> [The request]:
Write every record out again exactly, and keep images out of it.

* START Listed entries *

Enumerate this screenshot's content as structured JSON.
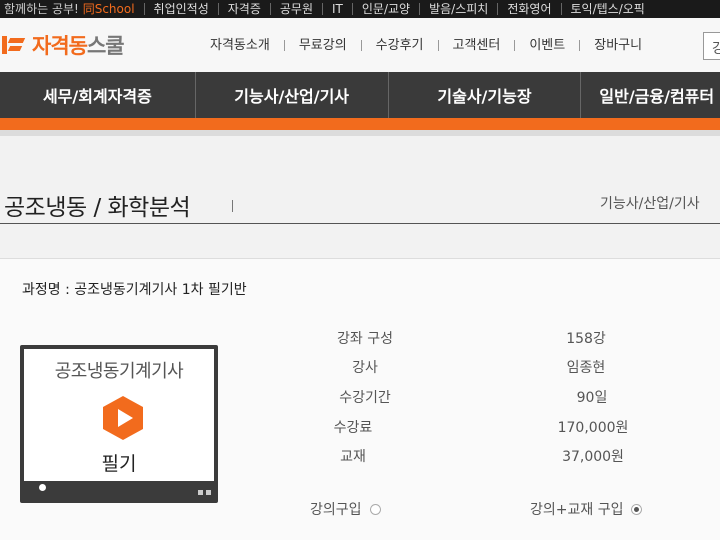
{
  "topbar": {
    "promo_prefix": "함께하는 공부!",
    "promo_brand": "同School",
    "items": [
      "취업인적성",
      "자격증",
      "공무원",
      "IT",
      "인문/교양",
      "발음/스피치",
      "전화영어",
      "토익/텝스/오픽"
    ]
  },
  "header": {
    "logo_main": "자격동",
    "logo_sub": "스쿨",
    "gnb": [
      "자격동소개",
      "무료강의",
      "수강후기",
      "고객센터",
      "이벤트",
      "장바구니"
    ],
    "search_char": "강"
  },
  "categories": [
    "세무/회계자격증",
    "기능사/산업/기사",
    "기술사/기능장",
    "일반/금융/컴퓨터"
  ],
  "page": {
    "title": "공조냉동 / 화학분석",
    "breadcrumb": "기능사/산업/기사"
  },
  "course": {
    "name_line": "과정명 : 공조냉동기계기사 1차 필기반",
    "thumb_title": "공조냉동기계기사",
    "thumb_sub": "필기",
    "info": [
      {
        "label": "강좌 구성",
        "value": "158강"
      },
      {
        "label": "강사",
        "value": "임종현"
      },
      {
        "label": "수강기간",
        "value": "90일"
      },
      {
        "label": "수강료",
        "value": "170,000원"
      },
      {
        "label": "교재",
        "value": "37,000원"
      }
    ],
    "options": [
      {
        "label": "강의구입",
        "checked": false
      },
      {
        "label": "강의+교재 구입",
        "checked": true
      }
    ]
  },
  "colors": {
    "accent": "#f26b1d",
    "nav": "#3a3a3a",
    "topbar": "#1a1a1a"
  }
}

* END Listed entries *

> [Answer for this exercise]:
Enumerate this screenshot's content as structured JSON.
{
  "topbar": {
    "promo_prefix": "함께하는 공부!",
    "promo_brand": "同School",
    "items": [
      "취업인적성",
      "자격증",
      "공무원",
      "IT",
      "인문/교양",
      "발음/스피치",
      "전화영어",
      "토익/텝스/오픽"
    ]
  },
  "header": {
    "logo_main": "자격동",
    "logo_sub": "스쿨",
    "gnb": [
      "자격동소개",
      "무료강의",
      "수강후기",
      "고객센터",
      "이벤트",
      "장바구니"
    ],
    "search_char": "강"
  },
  "categories": [
    "세무/회계자격증",
    "기능사/산업/기사",
    "기술사/기능장",
    "일반/금융/컴퓨터"
  ],
  "page": {
    "title": "공조냉동 / 화학분석",
    "breadcrumb": "기능사/산업/기사"
  },
  "course": {
    "name_line": "과정명 : 공조냉동기계기사 1차 필기반",
    "thumb_title": "공조냉동기계기사",
    "thumb_sub": "필기",
    "info": [
      {
        "label": "강좌 구성",
        "value": "158강"
      },
      {
        "label": "강사",
        "value": "임종현"
      },
      {
        "label": "수강기간",
        "value": "90일"
      },
      {
        "label": "수강료",
        "value": "170,000원"
      },
      {
        "label": "교재",
        "value": "37,000원"
      }
    ],
    "options": [
      {
        "label": "강의구입",
        "checked": false
      },
      {
        "label": "강의+교재 구입",
        "checked": true
      }
    ]
  },
  "colors": {
    "accent": "#f26b1d",
    "nav": "#3a3a3a",
    "topbar": "#1a1a1a"
  }
}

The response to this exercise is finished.